-- BEGIN --

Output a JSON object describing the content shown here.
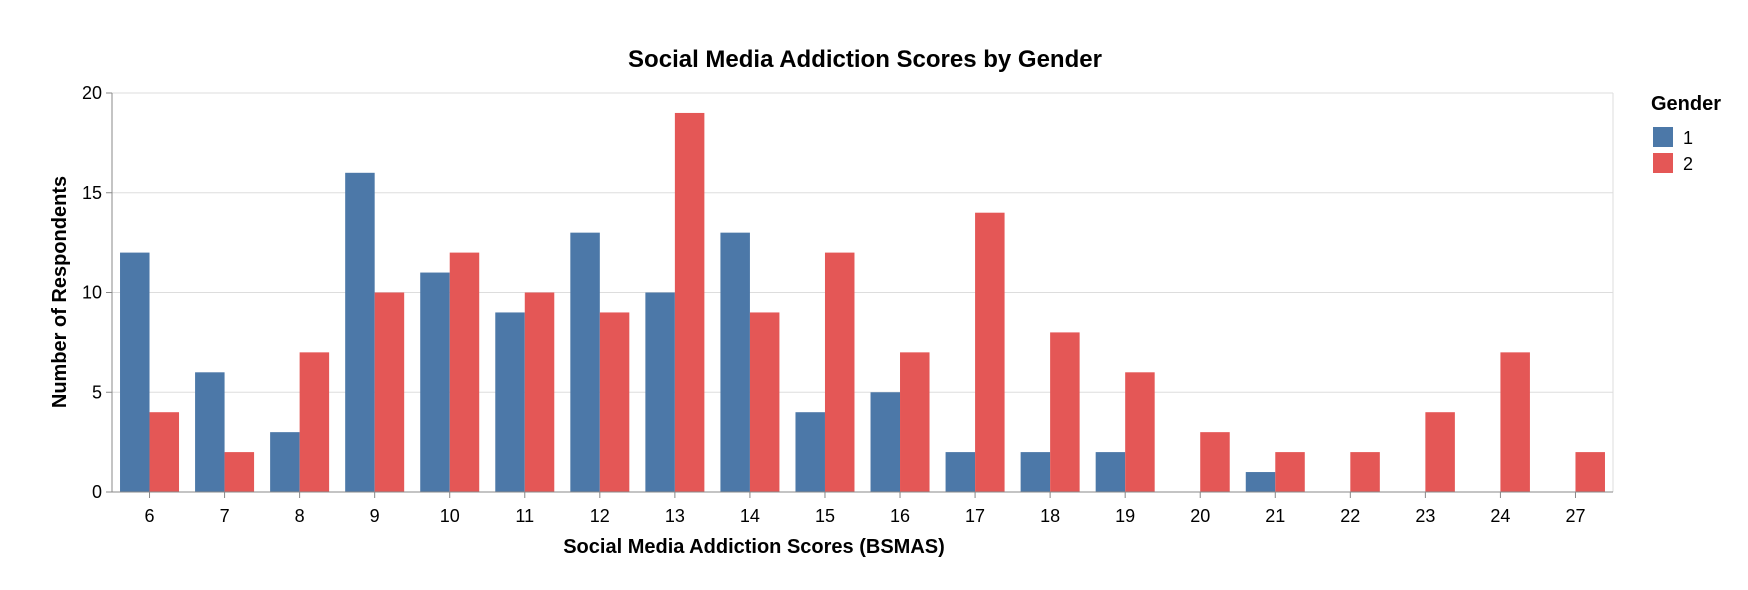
{
  "chart_data": {
    "type": "bar",
    "title": "Social Media Addiction Scores by Gender",
    "xlabel": "Social Media Addiction Scores (BSMAS)",
    "ylabel": "Number of Respondents",
    "ylim": [
      0,
      20
    ],
    "yticks": [
      "0",
      "5",
      "10",
      "15",
      "20"
    ],
    "grid": true,
    "categories": [
      "6",
      "7",
      "8",
      "9",
      "10",
      "11",
      "12",
      "13",
      "14",
      "15",
      "16",
      "17",
      "18",
      "19",
      "20",
      "21",
      "22",
      "23",
      "24",
      "27"
    ],
    "legend": {
      "title": "Gender",
      "position": "top-right"
    },
    "series": [
      {
        "name": "1",
        "color": "#4c78a8",
        "values": [
          12,
          6,
          3,
          16,
          11,
          9,
          13,
          10,
          13,
          4,
          5,
          2,
          2,
          2,
          0,
          1,
          0,
          0,
          0,
          0
        ]
      },
      {
        "name": "2",
        "color": "#e45756",
        "values": [
          4,
          2,
          7,
          10,
          12,
          10,
          9,
          19,
          9,
          12,
          7,
          14,
          8,
          6,
          3,
          2,
          2,
          4,
          7,
          2
        ]
      }
    ]
  }
}
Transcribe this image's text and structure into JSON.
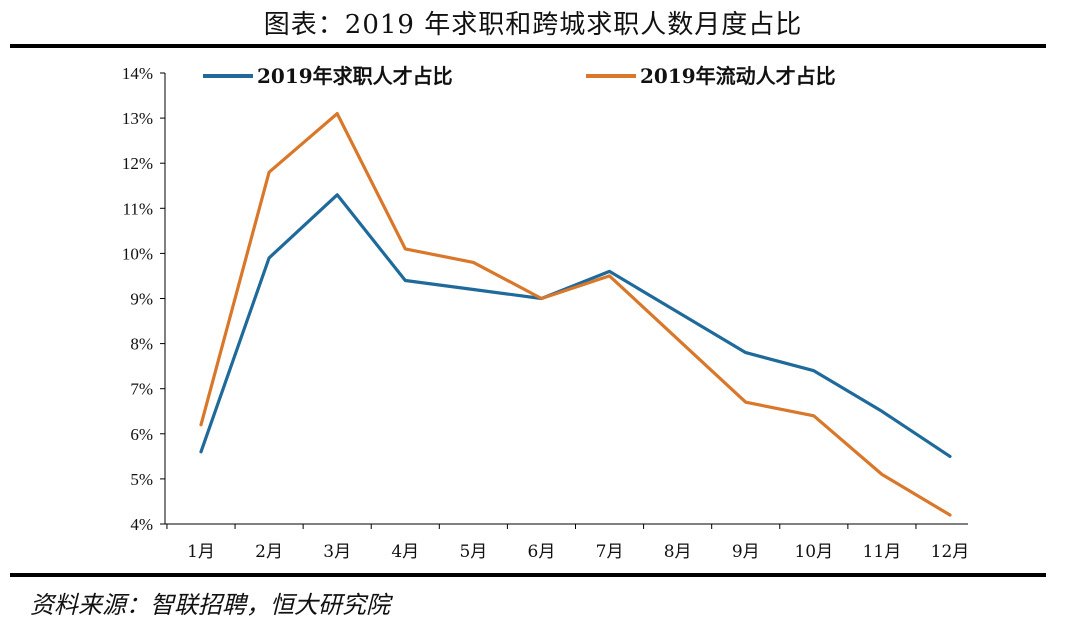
{
  "title": "图表：2019 年求职和跨城求职人数月度占比",
  "source": "资料来源：智联招聘，恒大研究院",
  "colors": {
    "series1": "#1f6a9a",
    "series2": "#d9772a",
    "axis": "#000000"
  },
  "chart_data": {
    "type": "line",
    "categories": [
      "1月",
      "2月",
      "3月",
      "4月",
      "5月",
      "6月",
      "7月",
      "8月",
      "9月",
      "10月",
      "11月",
      "12月"
    ],
    "series": [
      {
        "name": "2019年求职人才占比",
        "color": "#1f6a9a",
        "values": [
          5.6,
          9.9,
          11.3,
          9.4,
          9.2,
          9.0,
          9.6,
          8.7,
          7.8,
          7.4,
          6.5,
          5.5
        ]
      },
      {
        "name": "2019年流动人才占比",
        "color": "#d9772a",
        "values": [
          6.2,
          11.8,
          13.1,
          10.1,
          9.8,
          9.0,
          9.5,
          8.1,
          6.7,
          6.4,
          5.1,
          4.2
        ]
      }
    ],
    "yticks": [
      "4%",
      "5%",
      "6%",
      "7%",
      "8%",
      "9%",
      "10%",
      "11%",
      "12%",
      "13%",
      "14%"
    ],
    "ylim": [
      4,
      14
    ],
    "grid": false,
    "legend": "top"
  }
}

-- END --

● **What this task involves**
In your copy of the records, include no pictures; repeat everything else exactly.

● **Right answer**
Output a JSON object describing the content shown here.
{
  "chart_data": {
    "type": "bar",
    "title": "Social Media Addiction Scores by Gender",
    "xlabel": "Social Media Addiction Scores (BSMAS)",
    "ylabel": "Number of Respondents",
    "ylim": [
      0,
      20
    ],
    "yticks": [
      "0",
      "5",
      "10",
      "15",
      "20"
    ],
    "grid": true,
    "categories": [
      "6",
      "7",
      "8",
      "9",
      "10",
      "11",
      "12",
      "13",
      "14",
      "15",
      "16",
      "17",
      "18",
      "19",
      "20",
      "21",
      "22",
      "23",
      "24",
      "27"
    ],
    "legend": {
      "title": "Gender",
      "position": "top-right"
    },
    "series": [
      {
        "name": "1",
        "color": "#4c78a8",
        "values": [
          12,
          6,
          3,
          16,
          11,
          9,
          13,
          10,
          13,
          4,
          5,
          2,
          2,
          2,
          0,
          1,
          0,
          0,
          0,
          0
        ]
      },
      {
        "name": "2",
        "color": "#e45756",
        "values": [
          4,
          2,
          7,
          10,
          12,
          10,
          9,
          19,
          9,
          12,
          7,
          14,
          8,
          6,
          3,
          2,
          2,
          4,
          7,
          2
        ]
      }
    ]
  }
}
Transcribe this image's text and structure into JSON.
{
  "title": "图表：2019 年求职和跨城求职人数月度占比",
  "source": "资料来源：智联招聘，恒大研究院",
  "colors": {
    "series1": "#1f6a9a",
    "series2": "#d9772a",
    "axis": "#000000"
  },
  "chart_data": {
    "type": "line",
    "categories": [
      "1月",
      "2月",
      "3月",
      "4月",
      "5月",
      "6月",
      "7月",
      "8月",
      "9月",
      "10月",
      "11月",
      "12月"
    ],
    "series": [
      {
        "name": "2019年求职人才占比",
        "color": "#1f6a9a",
        "values": [
          5.6,
          9.9,
          11.3,
          9.4,
          9.2,
          9.0,
          9.6,
          8.7,
          7.8,
          7.4,
          6.5,
          5.5
        ]
      },
      {
        "name": "2019年流动人才占比",
        "color": "#d9772a",
        "values": [
          6.2,
          11.8,
          13.1,
          10.1,
          9.8,
          9.0,
          9.5,
          8.1,
          6.7,
          6.4,
          5.1,
          4.2
        ]
      }
    ],
    "yticks": [
      "4%",
      "5%",
      "6%",
      "7%",
      "8%",
      "9%",
      "10%",
      "11%",
      "12%",
      "13%",
      "14%"
    ],
    "ylim": [
      4,
      14
    ],
    "grid": false,
    "legend": "top"
  }
}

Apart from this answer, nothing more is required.